▸ BRIEF: In the listing below, swap "Patent image size" for "Drawing dimensions" everywhere it occurs and write the lines out again with nothing else changed.

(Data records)
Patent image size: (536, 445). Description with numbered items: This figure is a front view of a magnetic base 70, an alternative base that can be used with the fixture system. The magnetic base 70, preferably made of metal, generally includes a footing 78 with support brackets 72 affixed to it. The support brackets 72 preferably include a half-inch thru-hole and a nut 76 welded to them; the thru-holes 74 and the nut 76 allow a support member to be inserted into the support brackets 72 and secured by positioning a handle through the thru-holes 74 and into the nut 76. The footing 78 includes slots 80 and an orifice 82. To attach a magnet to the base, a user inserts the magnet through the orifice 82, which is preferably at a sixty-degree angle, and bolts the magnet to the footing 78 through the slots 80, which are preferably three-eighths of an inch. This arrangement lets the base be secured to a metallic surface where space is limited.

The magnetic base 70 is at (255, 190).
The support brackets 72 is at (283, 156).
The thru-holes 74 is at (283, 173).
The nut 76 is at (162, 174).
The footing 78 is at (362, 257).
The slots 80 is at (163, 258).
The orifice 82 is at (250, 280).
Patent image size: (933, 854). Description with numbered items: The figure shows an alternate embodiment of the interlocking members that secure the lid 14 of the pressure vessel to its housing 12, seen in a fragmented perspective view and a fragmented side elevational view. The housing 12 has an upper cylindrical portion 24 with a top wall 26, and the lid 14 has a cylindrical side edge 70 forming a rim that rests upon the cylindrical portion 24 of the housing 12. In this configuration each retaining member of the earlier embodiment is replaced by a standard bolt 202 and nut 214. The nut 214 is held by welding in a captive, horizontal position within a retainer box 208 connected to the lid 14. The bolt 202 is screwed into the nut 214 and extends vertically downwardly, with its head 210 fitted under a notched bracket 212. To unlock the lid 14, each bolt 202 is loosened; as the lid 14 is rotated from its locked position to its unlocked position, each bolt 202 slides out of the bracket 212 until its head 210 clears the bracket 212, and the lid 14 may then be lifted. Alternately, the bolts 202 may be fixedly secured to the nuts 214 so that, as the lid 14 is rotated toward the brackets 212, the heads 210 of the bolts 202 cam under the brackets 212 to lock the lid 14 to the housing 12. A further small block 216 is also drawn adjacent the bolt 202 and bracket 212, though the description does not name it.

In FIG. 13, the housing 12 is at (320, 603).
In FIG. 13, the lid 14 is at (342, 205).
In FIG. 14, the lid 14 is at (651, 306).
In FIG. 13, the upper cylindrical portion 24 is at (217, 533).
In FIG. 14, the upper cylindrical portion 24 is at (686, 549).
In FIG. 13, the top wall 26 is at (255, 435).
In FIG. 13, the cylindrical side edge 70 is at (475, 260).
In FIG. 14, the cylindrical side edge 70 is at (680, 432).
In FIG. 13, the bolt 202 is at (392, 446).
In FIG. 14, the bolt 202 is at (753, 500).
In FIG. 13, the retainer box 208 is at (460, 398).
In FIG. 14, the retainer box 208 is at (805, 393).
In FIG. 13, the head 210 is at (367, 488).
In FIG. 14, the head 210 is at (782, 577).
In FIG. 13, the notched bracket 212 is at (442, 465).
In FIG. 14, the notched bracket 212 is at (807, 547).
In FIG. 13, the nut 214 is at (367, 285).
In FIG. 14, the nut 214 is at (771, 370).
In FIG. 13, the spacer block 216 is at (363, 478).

▸ COMPLETE ANSWER:
Drawing dimensions: (536, 445). Description with numbered items: This figure is a front view of a magnetic base 70, an alternative base that can be used with the fixture system. The magnetic base 70, preferably made of metal, generally includes a footing 78 with support brackets 72 affixed to it. The support brackets 72 preferably include a half-inch thru-hole and a nut 76 welded to them; the thru-holes 74 and the nut 76 allow a support member to be inserted into the support brackets 72 and secured by positioning a handle through the thru-holes 74 and into the nut 76. The footing 78 includes slots 80 and an orifice 82. To attach a magnet to the base, a user inserts the magnet through the orifice 82, which is preferably at a sixty-degree angle, and bolts the magnet to the footing 78 through the slots 80, which are preferably three-eighths of an inch. This arrangement lets the base be secured to a metallic surface where space is limited.

The magnetic base 70 is at (255, 190).
The support brackets 72 is at (283, 156).
The thru-holes 74 is at (283, 173).
The nut 76 is at (162, 174).
The footing 78 is at (362, 257).
The slots 80 is at (163, 258).
The orifice 82 is at (250, 280).
Drawing dimensions: (933, 854). Description with numbered items: The figure shows an alternate embodiment of the interlocking members that secure the lid 14 of the pressure vessel to its housing 12, seen in a fragmented perspective view and a fragmented side elevational view. The housing 12 has an upper cylindrical portion 24 with a top wall 26, and the lid 14 has a cylindrical side edge 70 forming a rim that rests upon the cylindrical portion 24 of the housing 12. In this configuration each retaining member of the earlier embodiment is replaced by a standard bolt 202 and nut 214. The nut 214 is held by welding in a captive, horizontal position within a retainer box 208 connected to the lid 14. The bolt 202 is screwed into the nut 214 and extends vertically downwardly, with its head 210 fitted under a notched bracket 212. To unlock the lid 14, each bolt 202 is loosened; as the lid 14 is rotated from its locked position to its unlocked position, each bolt 202 slides out of the bracket 212 until its head 210 clears the bracket 212, and the lid 14 may then be lifted. Alternately, the bolts 202 may be fixedly secured to the nuts 214 so that, as the lid 14 is rotated toward the brackets 212, the heads 210 of the bolts 202 cam under the brackets 212 to lock the lid 14 to the housing 12. A further small block 216 is also drawn adjacent the bolt 202 and bracket 212, though the description does not name it.

In FIG. 13, the housing 12 is at (320, 603).
In FIG. 13, the lid 14 is at (342, 205).
In FIG. 14, the lid 14 is at (651, 306).
In FIG. 13, the upper cylindrical portion 24 is at (217, 533).
In FIG. 14, the upper cylindrical portion 24 is at (686, 549).
In FIG. 13, the top wall 26 is at (255, 435).
In FIG. 13, the cylindrical side edge 70 is at (475, 260).
In FIG. 14, the cylindrical side edge 70 is at (680, 432).
In FIG. 13, the bolt 202 is at (392, 446).
In FIG. 14, the bolt 202 is at (753, 500).
In FIG. 13, the retainer box 208 is at (460, 398).
In FIG. 14, the retainer box 208 is at (805, 393).
In FIG. 13, the head 210 is at (367, 488).
In FIG. 14, the head 210 is at (782, 577).
In FIG. 13, the notched bracket 212 is at (442, 465).
In FIG. 14, the notched bracket 212 is at (807, 547).
In FIG. 13, the nut 214 is at (367, 285).
In FIG. 14, the nut 214 is at (771, 370).
In FIG. 13, the spacer block 216 is at (363, 478).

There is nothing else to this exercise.